## begin Available data

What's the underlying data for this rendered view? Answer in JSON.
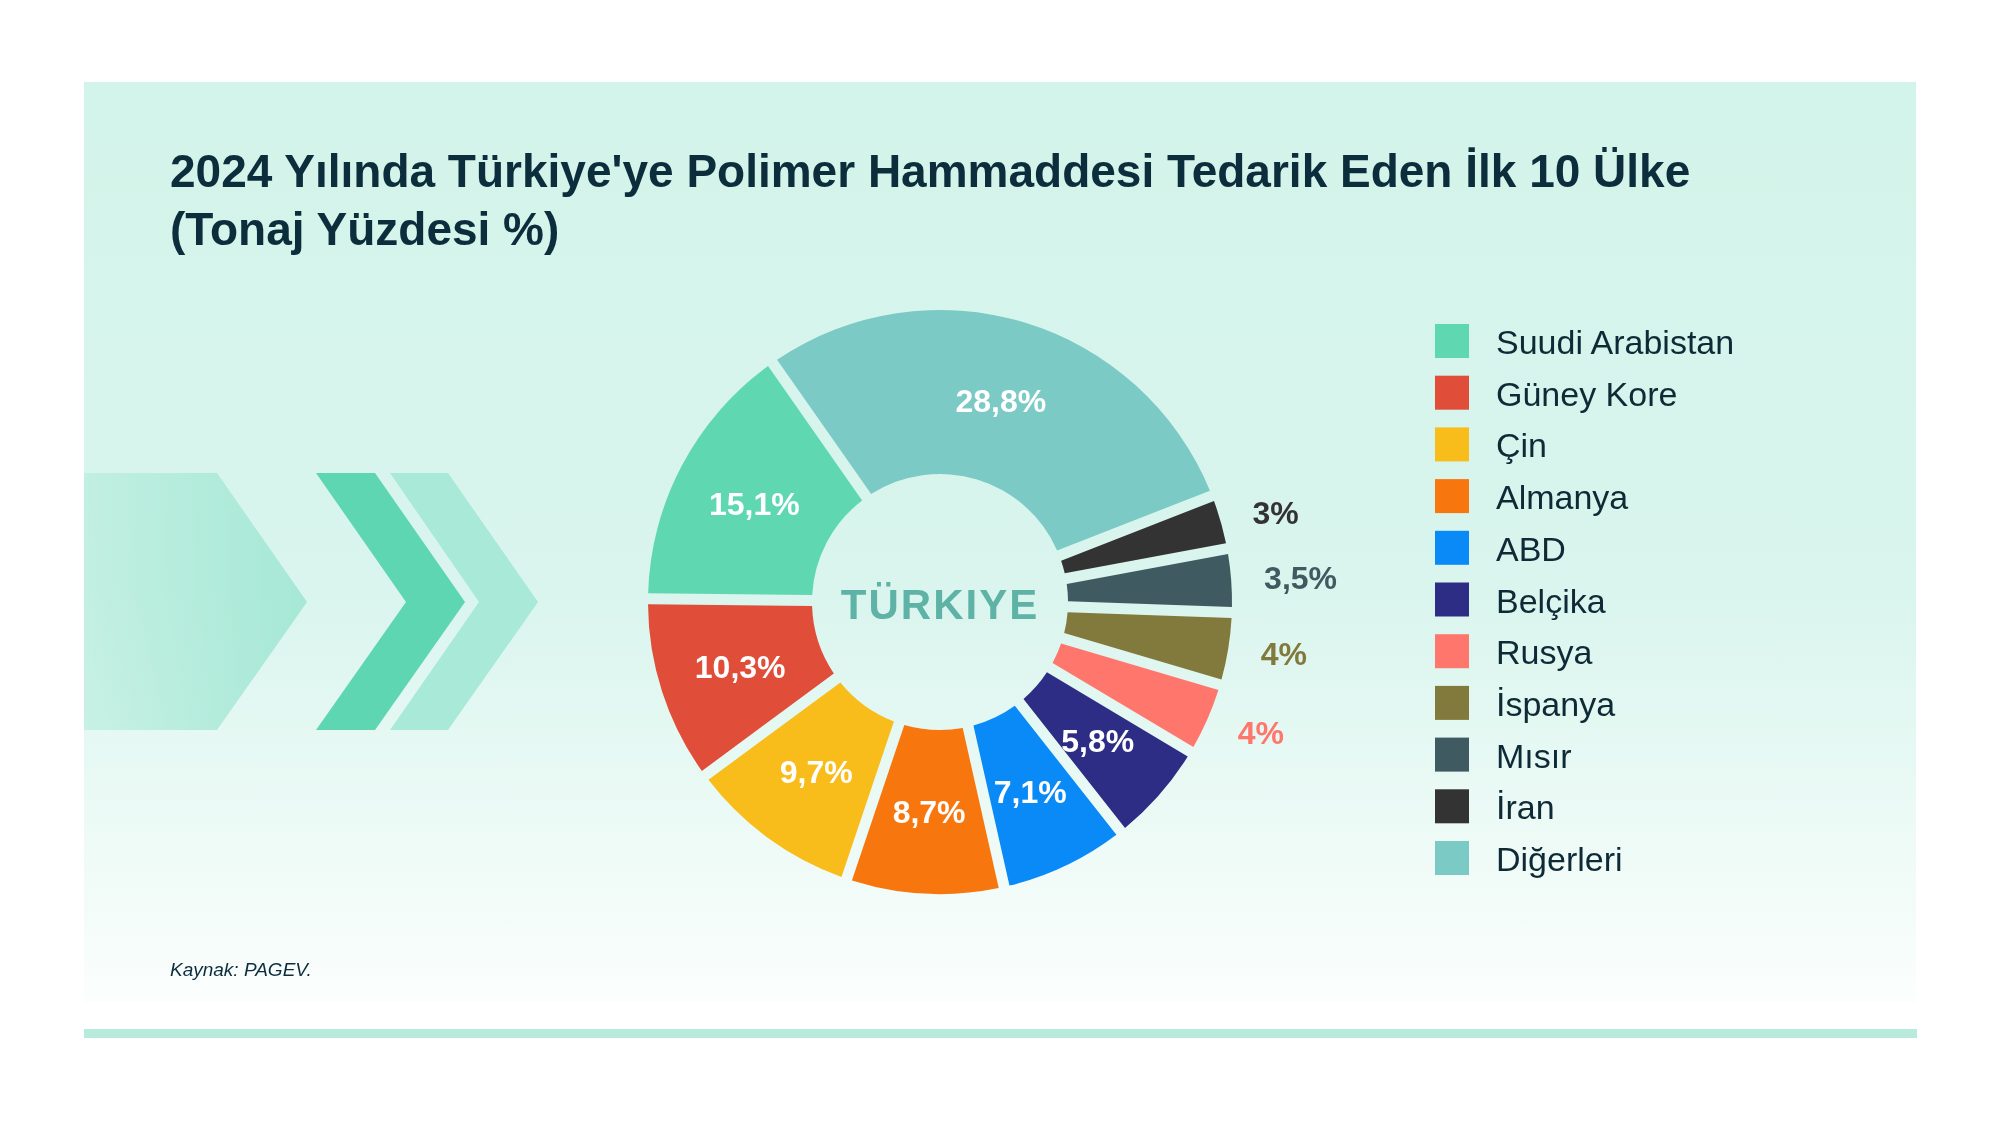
{
  "chart_data": {
    "type": "donut",
    "title": "2024 Yılında Türkiye'ye Polimer Hammaddesi Tedarik Eden İlk 10 Ülke (Tonaj Yüzdesi %)",
    "categories": [
      "Suudi Arabistan",
      "Güney Kore",
      "Çin",
      "Almanya",
      "ABD",
      "Belçika",
      "Rusya",
      "İspanya",
      "Mısır",
      "İran",
      "Diğerleri"
    ],
    "values": [
      15.1,
      10.3,
      9.7,
      8.7,
      7.1,
      5.8,
      4,
      4,
      3.5,
      3,
      28.8
    ],
    "colors": [
      "#5fd8b2",
      "#e04e39",
      "#f8bd1a",
      "#f7770e",
      "#0a8af6",
      "#2e2d85",
      "#ff766d",
      "#817a3c",
      "#405a62",
      "#333333",
      "#7ccac6"
    ],
    "value_labels": [
      "15,1%",
      "10,3%",
      "9,7%",
      "8,7%",
      "7,1%",
      "5,8%",
      "4%",
      "4%",
      "3,5%",
      "3%",
      "28,8%"
    ],
    "legend": "right",
    "annotations": [
      "TÜRKIYE",
      "Kaynak: PAGEV."
    ]
  }
}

## end Available data

• What you have to do: Copy all of the entries verbatim, leaving out any pictures they contain.

• Task answer:
What's the underlying data for this rendered view? Answer in JSON.
{
  "chart_data": {
    "type": "donut",
    "title": "2024 Yılında Türkiye'ye Polimer Hammaddesi Tedarik Eden İlk 10 Ülke (Tonaj Yüzdesi %)",
    "categories": [
      "Suudi Arabistan",
      "Güney Kore",
      "Çin",
      "Almanya",
      "ABD",
      "Belçika",
      "Rusya",
      "İspanya",
      "Mısır",
      "İran",
      "Diğerleri"
    ],
    "values": [
      15.1,
      10.3,
      9.7,
      8.7,
      7.1,
      5.8,
      4,
      4,
      3.5,
      3,
      28.8
    ],
    "colors": [
      "#5fd8b2",
      "#e04e39",
      "#f8bd1a",
      "#f7770e",
      "#0a8af6",
      "#2e2d85",
      "#ff766d",
      "#817a3c",
      "#405a62",
      "#333333",
      "#7ccac6"
    ],
    "value_labels": [
      "15,1%",
      "10,3%",
      "9,7%",
      "8,7%",
      "7,1%",
      "5,8%",
      "4%",
      "4%",
      "3,5%",
      "3%",
      "28,8%"
    ],
    "legend": "right",
    "annotations": [
      "TÜRKIYE",
      "Kaynak: PAGEV."
    ]
  }
}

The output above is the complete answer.